What is needed
Reproduce each record exactly.

Entries supplied
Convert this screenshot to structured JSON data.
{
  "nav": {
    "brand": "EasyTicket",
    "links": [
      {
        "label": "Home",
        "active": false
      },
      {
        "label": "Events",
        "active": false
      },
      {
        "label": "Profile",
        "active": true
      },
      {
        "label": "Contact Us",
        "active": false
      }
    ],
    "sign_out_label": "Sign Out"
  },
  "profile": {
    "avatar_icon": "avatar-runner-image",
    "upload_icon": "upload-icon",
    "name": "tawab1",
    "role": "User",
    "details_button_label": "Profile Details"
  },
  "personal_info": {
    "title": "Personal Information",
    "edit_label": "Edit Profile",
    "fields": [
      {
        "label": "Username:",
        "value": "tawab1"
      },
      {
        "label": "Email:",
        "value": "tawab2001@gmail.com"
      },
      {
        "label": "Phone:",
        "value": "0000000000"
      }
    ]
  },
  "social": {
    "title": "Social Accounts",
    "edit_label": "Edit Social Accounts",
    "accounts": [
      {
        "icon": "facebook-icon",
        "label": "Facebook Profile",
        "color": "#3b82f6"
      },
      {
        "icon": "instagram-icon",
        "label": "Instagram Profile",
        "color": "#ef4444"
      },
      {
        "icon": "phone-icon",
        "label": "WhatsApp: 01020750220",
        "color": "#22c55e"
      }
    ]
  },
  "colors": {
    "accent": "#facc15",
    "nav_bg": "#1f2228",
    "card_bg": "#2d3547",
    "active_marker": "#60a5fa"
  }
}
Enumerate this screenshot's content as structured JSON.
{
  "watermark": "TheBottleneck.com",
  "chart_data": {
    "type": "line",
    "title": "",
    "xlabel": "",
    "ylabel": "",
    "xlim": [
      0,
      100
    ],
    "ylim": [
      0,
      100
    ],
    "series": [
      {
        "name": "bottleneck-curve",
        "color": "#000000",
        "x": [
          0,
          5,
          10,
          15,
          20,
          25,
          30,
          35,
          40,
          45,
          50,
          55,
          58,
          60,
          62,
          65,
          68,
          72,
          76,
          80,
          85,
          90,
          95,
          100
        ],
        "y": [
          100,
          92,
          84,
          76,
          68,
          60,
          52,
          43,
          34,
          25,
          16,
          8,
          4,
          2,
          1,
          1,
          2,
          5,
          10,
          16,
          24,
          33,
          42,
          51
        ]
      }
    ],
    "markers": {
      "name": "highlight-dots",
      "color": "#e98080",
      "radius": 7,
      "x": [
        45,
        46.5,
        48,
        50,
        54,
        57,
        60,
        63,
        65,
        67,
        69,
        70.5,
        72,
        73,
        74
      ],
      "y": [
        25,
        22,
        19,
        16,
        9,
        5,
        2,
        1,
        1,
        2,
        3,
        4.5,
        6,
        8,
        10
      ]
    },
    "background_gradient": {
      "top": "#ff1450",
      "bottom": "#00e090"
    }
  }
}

Written answer
Convert this screenshot to structured JSON data.
{
  "nav": {
    "brand": "EasyTicket",
    "links": [
      {
        "label": "Home",
        "active": false
      },
      {
        "label": "Events",
        "active": false
      },
      {
        "label": "Profile",
        "active": true
      },
      {
        "label": "Contact Us",
        "active": false
      }
    ],
    "sign_out_label": "Sign Out"
  },
  "profile": {
    "avatar_icon": "avatar-runner-image",
    "upload_icon": "upload-icon",
    "name": "tawab1",
    "role": "User",
    "details_button_label": "Profile Details"
  },
  "personal_info": {
    "title": "Personal Information",
    "edit_label": "Edit Profile",
    "fields": [
      {
        "label": "Username:",
        "value": "tawab1"
      },
      {
        "label": "Email:",
        "value": "tawab2001@gmail.com"
      },
      {
        "label": "Phone:",
        "value": "0000000000"
      }
    ]
  },
  "social": {
    "title": "Social Accounts",
    "edit_label": "Edit Social Accounts",
    "accounts": [
      {
        "icon": "facebook-icon",
        "label": "Facebook Profile",
        "color": "#3b82f6"
      },
      {
        "icon": "instagram-icon",
        "label": "Instagram Profile",
        "color": "#ef4444"
      },
      {
        "icon": "phone-icon",
        "label": "WhatsApp: 01020750220",
        "color": "#22c55e"
      }
    ]
  },
  "colors": {
    "accent": "#facc15",
    "nav_bg": "#1f2228",
    "card_bg": "#2d3547",
    "active_marker": "#60a5fa"
  }
}
Enumerate this screenshot's content as structured JSON.
{
  "watermark": "TheBottleneck.com",
  "chart_data": {
    "type": "line",
    "title": "",
    "xlabel": "",
    "ylabel": "",
    "xlim": [
      0,
      100
    ],
    "ylim": [
      0,
      100
    ],
    "series": [
      {
        "name": "bottleneck-curve",
        "color": "#000000",
        "x": [
          0,
          5,
          10,
          15,
          20,
          25,
          30,
          35,
          40,
          45,
          50,
          55,
          58,
          60,
          62,
          65,
          68,
          72,
          76,
          80,
          85,
          90,
          95,
          100
        ],
        "y": [
          100,
          92,
          84,
          76,
          68,
          60,
          52,
          43,
          34,
          25,
          16,
          8,
          4,
          2,
          1,
          1,
          2,
          5,
          10,
          16,
          24,
          33,
          42,
          51
        ]
      }
    ],
    "markers": {
      "name": "highlight-dots",
      "color": "#e98080",
      "radius": 7,
      "x": [
        45,
        46.5,
        48,
        50,
        54,
        57,
        60,
        63,
        65,
        67,
        69,
        70.5,
        72,
        73,
        74
      ],
      "y": [
        25,
        22,
        19,
        16,
        9,
        5,
        2,
        1,
        1,
        2,
        3,
        4.5,
        6,
        8,
        10
      ]
    },
    "background_gradient": {
      "top": "#ff1450",
      "bottom": "#00e090"
    }
  }
}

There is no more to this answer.